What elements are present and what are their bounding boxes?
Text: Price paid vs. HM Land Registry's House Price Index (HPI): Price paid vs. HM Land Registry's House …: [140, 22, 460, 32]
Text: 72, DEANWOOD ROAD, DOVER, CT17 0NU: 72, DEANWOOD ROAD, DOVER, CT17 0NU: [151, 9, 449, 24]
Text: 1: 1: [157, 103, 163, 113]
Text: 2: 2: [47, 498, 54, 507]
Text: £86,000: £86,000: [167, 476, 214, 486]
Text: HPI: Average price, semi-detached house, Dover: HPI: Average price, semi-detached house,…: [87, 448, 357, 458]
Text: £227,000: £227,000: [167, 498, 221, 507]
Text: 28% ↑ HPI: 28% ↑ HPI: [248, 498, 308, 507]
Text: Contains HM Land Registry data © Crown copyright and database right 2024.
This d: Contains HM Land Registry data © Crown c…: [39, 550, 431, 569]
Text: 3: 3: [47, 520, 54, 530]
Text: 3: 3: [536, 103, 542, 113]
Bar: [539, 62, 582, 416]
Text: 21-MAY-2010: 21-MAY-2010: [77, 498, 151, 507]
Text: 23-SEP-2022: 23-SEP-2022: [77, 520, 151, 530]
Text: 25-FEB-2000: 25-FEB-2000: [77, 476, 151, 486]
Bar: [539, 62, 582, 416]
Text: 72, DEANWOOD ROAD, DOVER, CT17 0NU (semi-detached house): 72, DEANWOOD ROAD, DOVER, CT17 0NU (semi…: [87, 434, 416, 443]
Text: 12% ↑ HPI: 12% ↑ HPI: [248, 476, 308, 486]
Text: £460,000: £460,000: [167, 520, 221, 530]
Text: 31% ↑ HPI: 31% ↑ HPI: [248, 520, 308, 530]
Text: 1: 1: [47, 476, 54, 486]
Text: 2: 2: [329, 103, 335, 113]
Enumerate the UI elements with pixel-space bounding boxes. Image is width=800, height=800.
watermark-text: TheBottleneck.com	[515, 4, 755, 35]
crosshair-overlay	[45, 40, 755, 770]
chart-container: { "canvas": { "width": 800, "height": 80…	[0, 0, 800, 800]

*****

**TASK PROMPT:** Reproduce every line above, character for character and in the same order.

**THE RESPONSE:**
What elements are present and what are their bounding boxes?
Text: Price paid vs. HM Land Registry's House Price Index (HPI): Price paid vs. HM Land Registry's House …: [140, 22, 460, 32]
Text: 72, DEANWOOD ROAD, DOVER, CT17 0NU: 72, DEANWOOD ROAD, DOVER, CT17 0NU: [151, 9, 449, 24]
Text: 1: 1: [157, 103, 163, 113]
Text: 2: 2: [47, 498, 54, 507]
Text: £86,000: £86,000: [167, 476, 214, 486]
Text: HPI: Average price, semi-detached house, Dover: HPI: Average price, semi-detached house,…: [87, 448, 357, 458]
Text: £227,000: £227,000: [167, 498, 221, 507]
Text: 28% ↑ HPI: 28% ↑ HPI: [248, 498, 308, 507]
Text: Contains HM Land Registry data © Crown copyright and database right 2024.
This d: Contains HM Land Registry data © Crown c…: [39, 550, 431, 569]
Text: 3: 3: [47, 520, 54, 530]
Text: 3: 3: [536, 103, 542, 113]
Bar: [539, 62, 582, 416]
Text: 21-MAY-2010: 21-MAY-2010: [77, 498, 151, 507]
Text: 23-SEP-2022: 23-SEP-2022: [77, 520, 151, 530]
Text: 25-FEB-2000: 25-FEB-2000: [77, 476, 151, 486]
Bar: [539, 62, 582, 416]
Text: 72, DEANWOOD ROAD, DOVER, CT17 0NU (semi-detached house): 72, DEANWOOD ROAD, DOVER, CT17 0NU (semi…: [87, 434, 416, 443]
Text: 12% ↑ HPI: 12% ↑ HPI: [248, 476, 308, 486]
Text: £460,000: £460,000: [167, 520, 221, 530]
Text: 31% ↑ HPI: 31% ↑ HPI: [248, 520, 308, 530]
Text: 1: 1: [47, 476, 54, 486]
Text: 2: 2: [329, 103, 335, 113]
Enumerate the UI elements with pixel-space bounding boxes. Image is width=800, height=800.
watermark-text: TheBottleneck.com	[515, 4, 755, 35]
crosshair-overlay	[45, 40, 755, 770]
chart-container: { "canvas": { "width": 800, "height": 80…	[0, 0, 800, 800]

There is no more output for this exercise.